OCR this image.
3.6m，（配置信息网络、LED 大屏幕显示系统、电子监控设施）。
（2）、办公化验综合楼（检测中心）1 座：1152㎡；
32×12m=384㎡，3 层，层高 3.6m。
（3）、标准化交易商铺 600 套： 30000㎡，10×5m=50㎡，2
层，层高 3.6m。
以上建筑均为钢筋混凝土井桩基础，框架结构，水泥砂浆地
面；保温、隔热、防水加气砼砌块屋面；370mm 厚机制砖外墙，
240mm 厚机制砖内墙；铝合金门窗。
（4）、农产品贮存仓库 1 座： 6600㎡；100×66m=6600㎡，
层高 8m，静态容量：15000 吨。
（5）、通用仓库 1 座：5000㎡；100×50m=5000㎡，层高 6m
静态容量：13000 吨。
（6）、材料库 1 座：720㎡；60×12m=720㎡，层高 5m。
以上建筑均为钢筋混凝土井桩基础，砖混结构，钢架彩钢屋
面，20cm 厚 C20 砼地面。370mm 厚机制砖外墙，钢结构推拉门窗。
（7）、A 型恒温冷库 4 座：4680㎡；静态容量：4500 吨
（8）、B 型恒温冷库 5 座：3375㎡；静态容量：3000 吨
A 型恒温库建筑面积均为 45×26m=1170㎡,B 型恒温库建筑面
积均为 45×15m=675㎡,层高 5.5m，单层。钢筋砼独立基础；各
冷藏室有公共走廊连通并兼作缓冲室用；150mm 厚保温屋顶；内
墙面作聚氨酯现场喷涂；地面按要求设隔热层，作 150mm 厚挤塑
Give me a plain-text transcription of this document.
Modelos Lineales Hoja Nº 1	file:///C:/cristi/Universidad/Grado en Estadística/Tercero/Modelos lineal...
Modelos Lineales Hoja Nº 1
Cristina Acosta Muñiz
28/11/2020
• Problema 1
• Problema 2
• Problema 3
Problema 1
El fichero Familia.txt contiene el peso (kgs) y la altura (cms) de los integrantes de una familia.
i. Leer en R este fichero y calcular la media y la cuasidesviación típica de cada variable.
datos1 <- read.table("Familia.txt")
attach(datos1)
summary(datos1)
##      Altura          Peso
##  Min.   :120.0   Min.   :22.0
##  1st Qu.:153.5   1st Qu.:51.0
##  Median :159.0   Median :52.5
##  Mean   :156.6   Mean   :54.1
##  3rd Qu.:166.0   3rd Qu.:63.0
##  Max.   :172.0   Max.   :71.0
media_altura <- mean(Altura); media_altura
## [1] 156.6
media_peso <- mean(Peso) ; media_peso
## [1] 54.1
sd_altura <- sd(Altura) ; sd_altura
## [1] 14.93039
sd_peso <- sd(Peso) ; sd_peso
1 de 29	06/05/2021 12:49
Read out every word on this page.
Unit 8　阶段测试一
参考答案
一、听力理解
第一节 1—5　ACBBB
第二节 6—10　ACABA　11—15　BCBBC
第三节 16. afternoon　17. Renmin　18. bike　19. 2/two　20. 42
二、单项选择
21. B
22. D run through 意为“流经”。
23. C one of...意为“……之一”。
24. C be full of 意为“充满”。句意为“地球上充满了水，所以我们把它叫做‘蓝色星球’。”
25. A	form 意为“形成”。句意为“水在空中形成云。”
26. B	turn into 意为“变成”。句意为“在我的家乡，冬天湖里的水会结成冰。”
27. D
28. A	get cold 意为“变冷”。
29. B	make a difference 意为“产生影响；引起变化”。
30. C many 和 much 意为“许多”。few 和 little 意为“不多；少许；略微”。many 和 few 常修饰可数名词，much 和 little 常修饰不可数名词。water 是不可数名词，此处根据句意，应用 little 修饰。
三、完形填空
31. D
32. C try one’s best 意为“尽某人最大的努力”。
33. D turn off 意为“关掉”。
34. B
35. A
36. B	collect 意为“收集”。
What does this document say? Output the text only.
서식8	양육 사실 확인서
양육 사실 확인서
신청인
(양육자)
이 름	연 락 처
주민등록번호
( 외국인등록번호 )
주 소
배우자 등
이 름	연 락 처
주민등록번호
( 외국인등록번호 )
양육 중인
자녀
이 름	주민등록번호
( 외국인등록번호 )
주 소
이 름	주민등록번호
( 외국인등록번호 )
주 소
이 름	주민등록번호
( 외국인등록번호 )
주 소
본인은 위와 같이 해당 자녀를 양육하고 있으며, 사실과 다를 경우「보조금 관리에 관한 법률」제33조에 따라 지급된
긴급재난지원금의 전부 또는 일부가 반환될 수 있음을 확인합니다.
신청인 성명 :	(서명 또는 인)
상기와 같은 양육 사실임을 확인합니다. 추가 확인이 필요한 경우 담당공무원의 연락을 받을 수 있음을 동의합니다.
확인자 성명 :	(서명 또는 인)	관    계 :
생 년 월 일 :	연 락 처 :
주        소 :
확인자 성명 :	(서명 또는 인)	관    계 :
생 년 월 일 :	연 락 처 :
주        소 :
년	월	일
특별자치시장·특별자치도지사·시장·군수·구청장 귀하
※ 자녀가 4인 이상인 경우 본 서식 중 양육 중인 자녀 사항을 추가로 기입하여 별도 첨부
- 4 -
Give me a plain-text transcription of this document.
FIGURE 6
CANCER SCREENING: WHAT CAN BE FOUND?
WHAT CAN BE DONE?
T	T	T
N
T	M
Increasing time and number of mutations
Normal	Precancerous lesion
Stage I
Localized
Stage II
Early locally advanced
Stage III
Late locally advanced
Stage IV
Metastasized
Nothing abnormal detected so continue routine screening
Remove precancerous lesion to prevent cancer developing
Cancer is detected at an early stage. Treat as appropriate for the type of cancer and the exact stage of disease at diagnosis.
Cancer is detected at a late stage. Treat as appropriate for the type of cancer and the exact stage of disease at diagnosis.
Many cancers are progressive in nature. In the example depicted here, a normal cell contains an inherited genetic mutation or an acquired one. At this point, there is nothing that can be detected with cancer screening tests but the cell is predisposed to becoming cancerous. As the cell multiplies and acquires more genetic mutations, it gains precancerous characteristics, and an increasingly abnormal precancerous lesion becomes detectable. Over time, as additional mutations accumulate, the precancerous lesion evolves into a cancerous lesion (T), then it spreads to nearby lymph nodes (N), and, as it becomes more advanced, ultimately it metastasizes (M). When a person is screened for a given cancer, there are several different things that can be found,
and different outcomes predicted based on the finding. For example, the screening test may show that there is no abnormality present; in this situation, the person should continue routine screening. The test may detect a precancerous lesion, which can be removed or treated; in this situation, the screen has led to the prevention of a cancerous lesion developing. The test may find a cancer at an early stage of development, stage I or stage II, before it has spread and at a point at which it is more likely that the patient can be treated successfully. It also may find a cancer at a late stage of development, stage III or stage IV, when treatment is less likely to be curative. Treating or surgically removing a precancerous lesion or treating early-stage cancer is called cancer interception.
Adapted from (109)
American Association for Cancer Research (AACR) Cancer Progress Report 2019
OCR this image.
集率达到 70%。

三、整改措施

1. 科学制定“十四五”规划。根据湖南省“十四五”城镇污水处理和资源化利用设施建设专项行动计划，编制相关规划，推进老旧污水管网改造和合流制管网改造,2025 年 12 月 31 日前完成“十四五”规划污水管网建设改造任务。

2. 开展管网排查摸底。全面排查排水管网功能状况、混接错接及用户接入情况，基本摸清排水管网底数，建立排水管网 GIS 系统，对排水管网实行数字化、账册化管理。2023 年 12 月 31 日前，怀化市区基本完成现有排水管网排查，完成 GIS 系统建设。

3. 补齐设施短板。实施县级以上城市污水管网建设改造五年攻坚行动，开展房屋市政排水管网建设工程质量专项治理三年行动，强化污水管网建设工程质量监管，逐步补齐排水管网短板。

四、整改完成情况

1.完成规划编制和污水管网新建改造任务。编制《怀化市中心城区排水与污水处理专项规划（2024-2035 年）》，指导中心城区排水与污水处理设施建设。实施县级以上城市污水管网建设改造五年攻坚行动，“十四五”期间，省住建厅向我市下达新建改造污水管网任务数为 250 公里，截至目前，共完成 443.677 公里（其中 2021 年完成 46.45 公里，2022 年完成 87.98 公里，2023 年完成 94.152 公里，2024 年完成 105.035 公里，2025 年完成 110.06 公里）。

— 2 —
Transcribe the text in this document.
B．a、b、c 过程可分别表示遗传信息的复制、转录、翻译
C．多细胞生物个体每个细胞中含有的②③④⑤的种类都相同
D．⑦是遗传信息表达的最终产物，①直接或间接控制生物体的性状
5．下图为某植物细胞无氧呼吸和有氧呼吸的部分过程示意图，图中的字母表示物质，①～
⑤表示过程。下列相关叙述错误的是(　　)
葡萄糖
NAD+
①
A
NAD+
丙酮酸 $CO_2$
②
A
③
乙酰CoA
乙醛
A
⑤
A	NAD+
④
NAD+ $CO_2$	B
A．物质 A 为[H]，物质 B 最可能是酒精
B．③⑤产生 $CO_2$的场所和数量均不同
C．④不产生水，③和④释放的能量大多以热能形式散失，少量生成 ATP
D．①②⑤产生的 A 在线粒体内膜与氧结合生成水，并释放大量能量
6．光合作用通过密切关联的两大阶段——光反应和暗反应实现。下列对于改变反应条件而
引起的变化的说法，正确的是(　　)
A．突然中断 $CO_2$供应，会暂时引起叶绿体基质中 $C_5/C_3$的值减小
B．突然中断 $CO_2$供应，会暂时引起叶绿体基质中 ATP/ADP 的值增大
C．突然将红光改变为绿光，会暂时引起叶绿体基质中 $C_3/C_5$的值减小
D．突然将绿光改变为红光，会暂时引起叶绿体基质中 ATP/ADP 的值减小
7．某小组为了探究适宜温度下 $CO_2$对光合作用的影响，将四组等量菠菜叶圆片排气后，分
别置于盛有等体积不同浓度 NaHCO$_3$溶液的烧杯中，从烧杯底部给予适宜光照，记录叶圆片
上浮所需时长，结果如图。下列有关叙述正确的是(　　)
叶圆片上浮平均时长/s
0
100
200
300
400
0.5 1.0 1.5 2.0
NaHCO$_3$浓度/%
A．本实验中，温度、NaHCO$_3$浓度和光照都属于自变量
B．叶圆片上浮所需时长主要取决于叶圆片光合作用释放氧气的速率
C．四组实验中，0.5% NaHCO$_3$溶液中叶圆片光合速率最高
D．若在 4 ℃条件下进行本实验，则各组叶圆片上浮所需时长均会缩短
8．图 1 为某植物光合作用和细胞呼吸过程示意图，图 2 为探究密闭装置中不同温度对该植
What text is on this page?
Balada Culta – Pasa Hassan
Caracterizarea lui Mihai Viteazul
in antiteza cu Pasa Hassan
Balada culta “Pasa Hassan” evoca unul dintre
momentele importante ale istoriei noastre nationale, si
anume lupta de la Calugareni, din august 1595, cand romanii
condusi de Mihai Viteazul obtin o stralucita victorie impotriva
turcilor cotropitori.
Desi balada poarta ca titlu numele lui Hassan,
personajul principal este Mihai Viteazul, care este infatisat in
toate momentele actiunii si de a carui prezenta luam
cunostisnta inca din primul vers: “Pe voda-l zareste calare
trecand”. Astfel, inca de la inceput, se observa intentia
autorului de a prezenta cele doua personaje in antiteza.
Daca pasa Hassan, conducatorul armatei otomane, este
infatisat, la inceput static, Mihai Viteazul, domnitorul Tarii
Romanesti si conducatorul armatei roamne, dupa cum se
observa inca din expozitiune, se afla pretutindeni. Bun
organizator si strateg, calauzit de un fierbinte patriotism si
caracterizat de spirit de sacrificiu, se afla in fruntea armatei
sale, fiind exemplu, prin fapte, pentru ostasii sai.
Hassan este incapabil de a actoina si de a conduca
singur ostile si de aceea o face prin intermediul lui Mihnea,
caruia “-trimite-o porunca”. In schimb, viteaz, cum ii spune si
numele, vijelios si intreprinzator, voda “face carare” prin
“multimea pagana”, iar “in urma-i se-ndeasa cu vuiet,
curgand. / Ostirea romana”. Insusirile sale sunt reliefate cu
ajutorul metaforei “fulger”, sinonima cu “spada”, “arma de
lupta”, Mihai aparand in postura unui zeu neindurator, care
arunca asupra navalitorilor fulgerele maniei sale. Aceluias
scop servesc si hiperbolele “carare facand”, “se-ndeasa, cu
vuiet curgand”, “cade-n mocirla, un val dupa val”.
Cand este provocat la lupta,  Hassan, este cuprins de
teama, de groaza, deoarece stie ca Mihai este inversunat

-=-=-

_Stated task:_
Extract every line from the records above that contains the word "的值减小".

_Response:_
A．突然中断 $CO_2$供应，会暂时引起叶绿体基质中 $C_5/C_3$的值减小
C．突然将红光改变为绿光，会暂时引起叶绿体基质中 $C_3/C_5$的值减小
D．突然将绿光改变为红光，会暂时引起叶绿体基质中 ATP/ADP 的值减小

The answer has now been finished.